• Extrait:
----------------

Photo d’un mirage supérieur.

Cet article fait partie d’une série d’articles sur les phénomènes du folklore marin.
Bien que ce ne soit pas nécessaire pour comprendre cet article, je vous en conseille la lecture si le sujet vous intéresse :

Parmi tous les phénomènes marins qui sortent de l’ordinaire, le mirage est sûrement le plus connu.

Un mirage, c’est quand on voit quelque chose à une place où elle n’a rien à faire. Par exemple une montagne en pleine mer, ou un bateau dans le ciel.
Il ne s’agit pas d’une hallucination : le phénomène peut être vu par plusieurs personnes, ni d’une illusion d’optique, car il peut être photographié directement. Le phénomène est entièrement optique et physique.

C’est en mer que les mirages sont les plus courants, car la topologie du terrain, très plate, s’y prête à merveille, mais on en voit également sur la terre ferme.

D’ailleurs, vous en connaissez-un à coup sûr : l’effet de la « flaque d’eau » sur les routes en été, quand il fait très chaud, est un mirage. On parle ici d’un mirage inférieur, il se situe au niveau du sol, et donc en bas.
Si l’on observe des montagnes ou des navires dans le ciel, on parle de mirages supérieurs, car ils sont en l’air.

Mécanisme du mirage

Tout d’abord, une chose très importante : quand on voit un objet — quoi que ce soit et peu importe la situation — on voit en réalité la lumière que cet objet émet et qui arrive jusqu’à notre œil.

----------------

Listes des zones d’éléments

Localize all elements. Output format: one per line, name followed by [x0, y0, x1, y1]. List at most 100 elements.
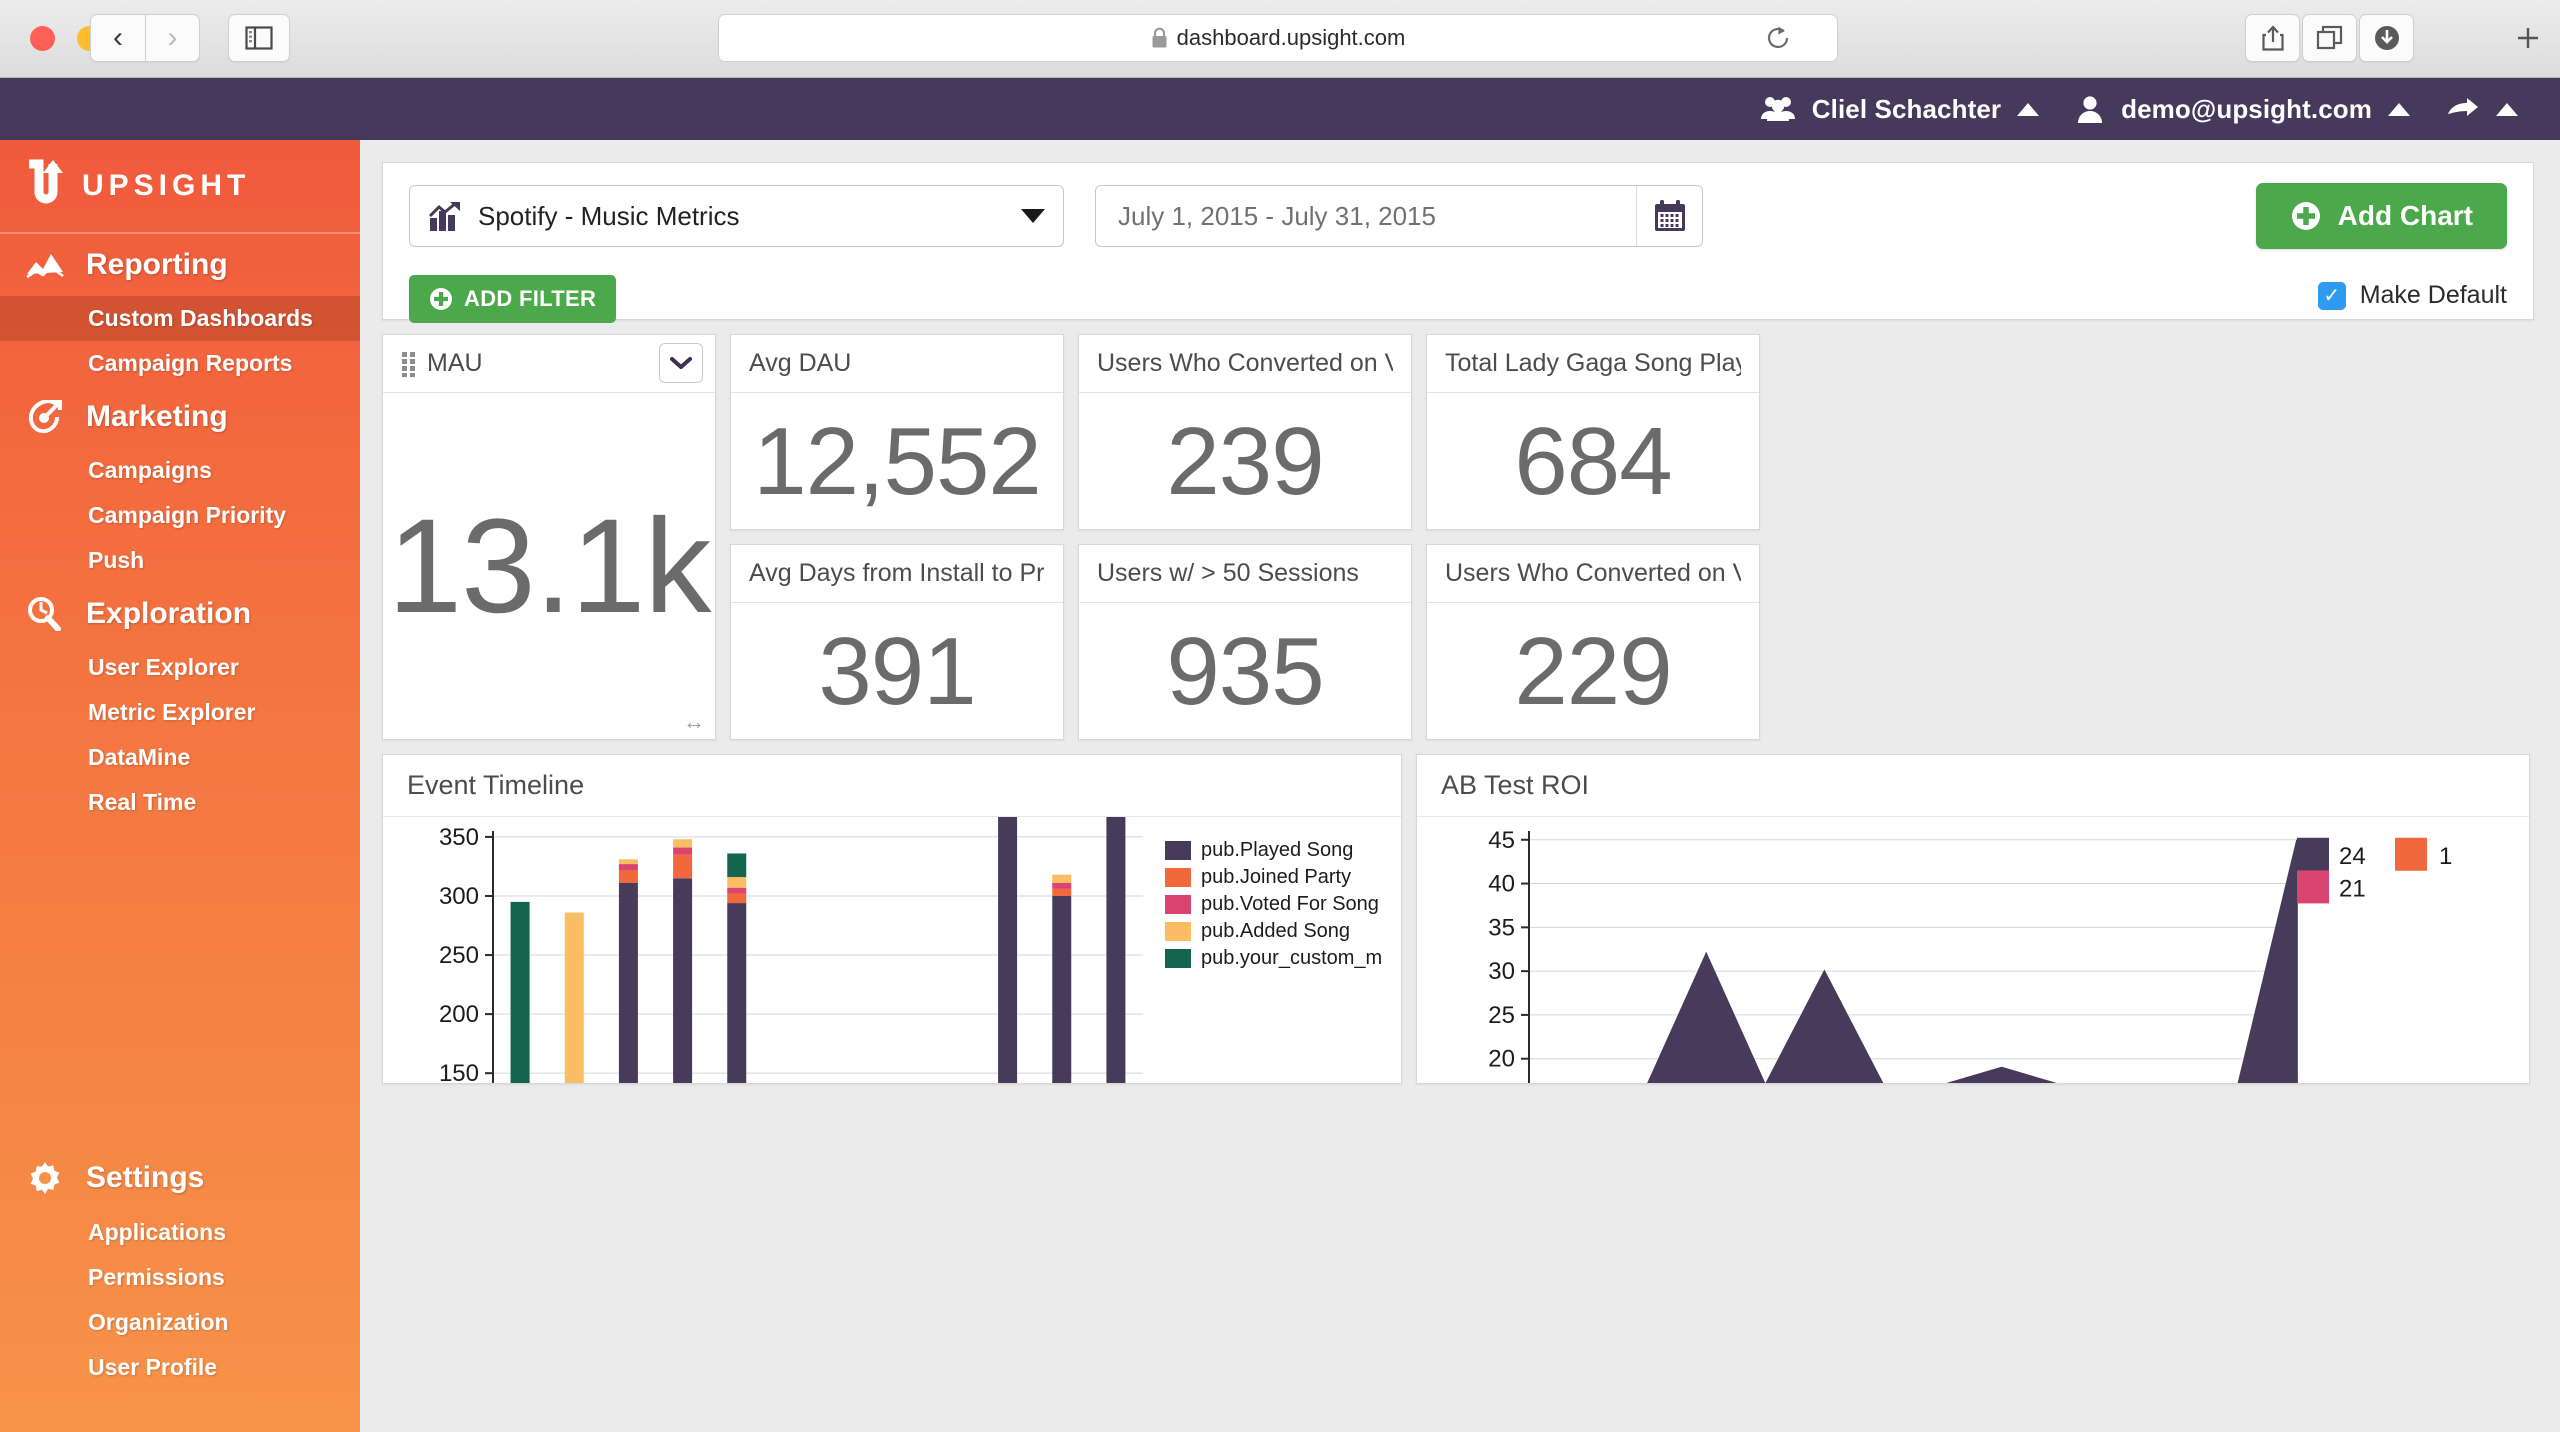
- card-value: 229: [1514, 618, 1672, 725]
- card-value: 684: [1514, 408, 1672, 515]
- metric-card-avg-days-install-premium[interactable]: Avg Days from Install to Premi… 391: [730, 544, 1064, 740]
- sidebar-item-real-time[interactable]: Real Time: [0, 780, 360, 825]
- reload-button[interactable]: [1750, 14, 1805, 62]
- back-button[interactable]: ‹: [90, 14, 145, 62]
- svg-text:150: 150: [439, 1060, 479, 1084]
- card-value: 239: [1166, 408, 1324, 515]
- legend-item[interactable]: pub.Voted For Song: [1165, 893, 1382, 916]
- chart-card-event-timeline[interactable]: Event Timeline 150 200 250 300 350 pub.Playe…: [382, 754, 1402, 1084]
- main-sidebar: UPSIGHT Reporting Custom Dashboards Camp…: [0, 140, 360, 1432]
- sidebar-item-datamine[interactable]: DataMine: [0, 735, 360, 780]
- sidebar-item-label: Permissions: [88, 1264, 225, 1290]
- address-bar[interactable]: dashboard.upsight.com: [718, 14, 1838, 62]
- dashboard-content: Spotify - Music Metrics July 1, 2015 - J…: [360, 140, 2560, 1432]
- card-title: Users Who Converted on Vari…: [1097, 349, 1393, 377]
- share-button[interactable]: [2245, 14, 2300, 62]
- sidebar-toggle-button[interactable]: [228, 14, 290, 62]
- card-menu-button[interactable]: [659, 343, 703, 383]
- sidebar-item-metric-explorer[interactable]: Metric Explorer: [0, 690, 360, 735]
- sidebar-item-user-explorer[interactable]: User Explorer: [0, 645, 360, 690]
- sidebar-item-label: Campaign Priority: [88, 502, 287, 528]
- forward-button[interactable]: ›: [145, 14, 200, 62]
- card-header: Users Who Converted on Vari…: [1079, 335, 1411, 393]
- svg-text:24: 24: [2339, 843, 2366, 870]
- calendar-icon[interactable]: [1636, 186, 1702, 246]
- sidebar-item-campaign-priority[interactable]: Campaign Priority: [0, 493, 360, 538]
- add-chart-button[interactable]: Add Chart: [2255, 183, 2507, 249]
- drag-handle-icon[interactable]: [401, 351, 417, 377]
- reload-icon: [1767, 26, 1788, 49]
- sidebar-section-settings[interactable]: Settings: [0, 1146, 360, 1210]
- sidebar-item-applications[interactable]: Applications: [0, 1210, 360, 1255]
- add-chart-label: Add Chart: [2337, 200, 2473, 231]
- share-icon: [2261, 25, 2284, 51]
- sidebar-item-label: Campaign Reports: [88, 350, 293, 376]
- sidebar-item-user-profile[interactable]: User Profile: [0, 1345, 360, 1390]
- sidebar-item-permissions[interactable]: Permissions: [0, 1255, 360, 1300]
- sidebar-section-marketing[interactable]: Marketing: [0, 386, 360, 448]
- legend-label: pub.Voted For Song: [1201, 893, 1379, 915]
- sidebar-section-reporting[interactable]: Reporting: [0, 234, 360, 296]
- sidebar-item-campaigns[interactable]: Campaigns: [0, 448, 360, 493]
- svg-text:25: 25: [1488, 1002, 1515, 1029]
- make-default-checkbox[interactable]: ✓: [2317, 281, 2346, 310]
- tab-overview-button[interactable]: [2302, 14, 2357, 62]
- metric-card-column: Users Who Converted on Vari… 239 Users w…: [1078, 334, 1412, 740]
- sidebar-section-exploration[interactable]: Exploration: [0, 583, 360, 645]
- sidebar-item-push[interactable]: Push: [0, 538, 360, 583]
- person-icon: [2078, 96, 2103, 123]
- add-filter-button[interactable]: ADD FILTER: [409, 275, 617, 323]
- legend-item[interactable]: pub.Joined Party: [1165, 866, 1382, 889]
- metric-card-mau[interactable]: MAU 13.1k ↔: [382, 334, 716, 740]
- org-switcher[interactable]: Cliel Schachter: [1760, 94, 2040, 125]
- legend-item[interactable]: pub.your_custom_m: [1165, 947, 1382, 970]
- metric-card-column: Avg DAU 12,552 Avg Days from Install to …: [730, 334, 1064, 740]
- svg-text:250: 250: [439, 942, 479, 969]
- chart-legend: pub.Played Song pub.Joined Party pub.Voted…: [1165, 839, 1382, 974]
- chart-card-ab-test-roi[interactable]: AB Test ROI 20 25 30 35 40 45 24 21 1: [1416, 754, 2530, 1084]
- legend-label: pub.Joined Party: [1201, 866, 1352, 888]
- metric-card-avg-dau[interactable]: Avg DAU 12,552: [730, 334, 1064, 530]
- svg-text:35: 35: [1488, 914, 1515, 941]
- card-title: Avg DAU: [749, 349, 852, 377]
- svg-text:350: 350: [439, 824, 479, 851]
- legend-item[interactable]: pub.Added Song: [1165, 920, 1382, 943]
- chart-up-icon: [428, 200, 462, 232]
- tab-overview-icon: [2316, 25, 2342, 50]
- user-menu[interactable]: demo@upsight.com: [2075, 94, 2410, 125]
- arrow-right-icon: [2448, 98, 2478, 116]
- sidebar-section-label: Marketing: [86, 400, 228, 433]
- make-default-toggle[interactable]: ✓ Make Default: [2317, 281, 2507, 310]
- chart-area-icon: [24, 250, 66, 280]
- sidebar-item-campaign-reports[interactable]: Campaign Reports: [0, 341, 360, 386]
- close-window-button[interactable]: [30, 26, 55, 51]
- caret-up-icon: [2388, 102, 2410, 116]
- make-default-label: Make Default: [2359, 281, 2507, 309]
- legend-item[interactable]: pub.Played Song: [1165, 839, 1382, 862]
- app-logo[interactable]: UPSIGHT: [0, 140, 360, 234]
- resize-horizontal-icon[interactable]: ↔: [683, 711, 705, 733]
- new-tab-button[interactable]: [2505, 14, 2550, 62]
- legend-swatch: [1165, 841, 1191, 860]
- chart-plot-area: 20 25 30 35 40 45 24 21 1: [1417, 817, 2529, 1083]
- sidebar-item-label: User Profile: [88, 1354, 218, 1380]
- legend-swatch: [1165, 868, 1191, 887]
- card-title: Total Lady Gaga Song Plays T…: [1445, 349, 1741, 377]
- card-title: Avg Days from Install to Premi…: [749, 559, 1045, 587]
- metric-card-users-converted-a[interactable]: Users Who Converted on Vari… 239: [1078, 334, 1412, 530]
- metric-card-users-converted-b[interactable]: Users Who Converted on Vari… 229: [1426, 544, 1760, 740]
- card-title: Users w/ > 50 Sessions: [1097, 559, 1359, 587]
- gear-icon: [24, 1160, 66, 1196]
- sidebar-section-label: Settings: [86, 1161, 205, 1194]
- sidebar-item-organization[interactable]: Organization: [0, 1300, 360, 1345]
- app-select[interactable]: Spotify - Music Metrics: [409, 185, 1064, 247]
- date-range-picker[interactable]: July 1, 2015 - July 31, 2015: [1095, 185, 1703, 247]
- caret-up-icon: [2017, 102, 2040, 116]
- sidebar-section-label: Exploration: [86, 597, 252, 630]
- metric-card-users-50-sessions[interactable]: Users w/ > 50 Sessions 935: [1078, 544, 1412, 740]
- sidebar-item-custom-dashboards[interactable]: Custom Dashboards: [0, 296, 360, 341]
- metric-card-lady-gaga-plays[interactable]: Total Lady Gaga Song Plays T… 684: [1426, 334, 1760, 530]
- downloads-button[interactable]: [2359, 14, 2414, 62]
- logout-menu[interactable]: [2446, 96, 2518, 122]
- card-value: 391: [818, 618, 976, 725]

----------------

• À faire:
• a. Reproduisez à l’identique le passage de l’article sur les mirages qui va de « Il ne s’agit » jusqu’à « sont en l’air. ».
• b. Poursuivez l’article sur les mirages à partir de l’endroit où il s’interrompt.
Ces lignes proviennent d’une autre source.

• Réponses successives:
• a.
Il ne s’agit pas d’une hallucination : le phénomène peut être vu par plusieurs personnes, ni d’une illusion d’optique, car il peut être photographié directement. Le phénomène est entièrement optique et physique.

C’est en mer que les mirages sont les plus courants, car la topologie du terrain, très plate, s’y prête à merveille, mais on en voit également sur la terre ferme.

D’ailleurs, vous en connaissez-un à coup sûr : l’effet de la « flaque d’eau » sur les routes en été, quand il fait très chaud, est un mirage. On parle ici d’un mirage inférieur, il se situe au niveau du sol, et donc en bas.
Si l’on observe des montagnes ou des navires dans le ciel, on parle de mirages supérieurs, car ils sont en l’air.

• b.
Ainsi, l’on voit une pièce de monnaie sur la table, car de la lumière du jour est renvoyée de la pièce vers l’œil. Pour cela, il faut évidemment qu’il n’y ait pas d’obstacle entre la pièce et nous. La lumière se déplaçant en ligne droite (pour une raison bien précise, expliquée dans mon article dédié), il doit donc y avoir un espace dégagé entre l’objet et vous. Sinon, évidemment, l’on ne voit pas la pièce.

Dans certains cas, une ligne droite n’est pas obligatoire, par exemple avec un miroir. Lorsque l’on regarde dans notre rétroviseur, il n’y a pas de ligne droite entre ce qu’on voit et nos yeux : la lumière se réfléchit sur le miroir et forme un angle (là aussi j’ai un article sur l’origine du phénomène).

Avec le miroir, même si les phénomènes sont, en soi, très complexes, il est suffisamment courant et observé depuis longtemps pour que ce soit plus considéré comme quelque chose d’extra-ordinaire.
Pourtant, lorsque l’on regarde une voiture dans son rétroviseur, on regarde ladite voiture à un endroit autre que là où elle se trouve en vrai.

De ce point de vue là, le miroir n’est donc pas bien différent d’un mirage : les deux phénomènes permettent en effet de voir quelque chose là où il n’est pas situé réellement.

La différence avec le miroir cependant c’est que pour le mirage, la lumière n’est pas déviée de façon directe et angulaire, mais de façon progressive et continue.

Le mirage ne fait pas intervenir de miroir, ni même le phénomène de réflexion. À la place, il utilise la réfraction : c’est ce phénomène qui fait que le rayon de lumière, habituellement rectiligne, est courbé quand il traverse des milieux transparents d’indices optiques différents (à nouveau, j’ai un article sur la réfraction).

Quels sont les différents milieux dans le cas d’un mirage ? Il s’agit de l’air, qui est de densité, de température, et donc d’indice de réfraction optique différent selon l’altitude.
En pleine mer, quand le temps est calme, l’air proche de la mer est moins chaud qu’en altitude. On peut donc considérer l’air comme un empilement de couches de température et d’indices de réfraction différents, de plus en plus élevé à l’approche de la surface de l’eau.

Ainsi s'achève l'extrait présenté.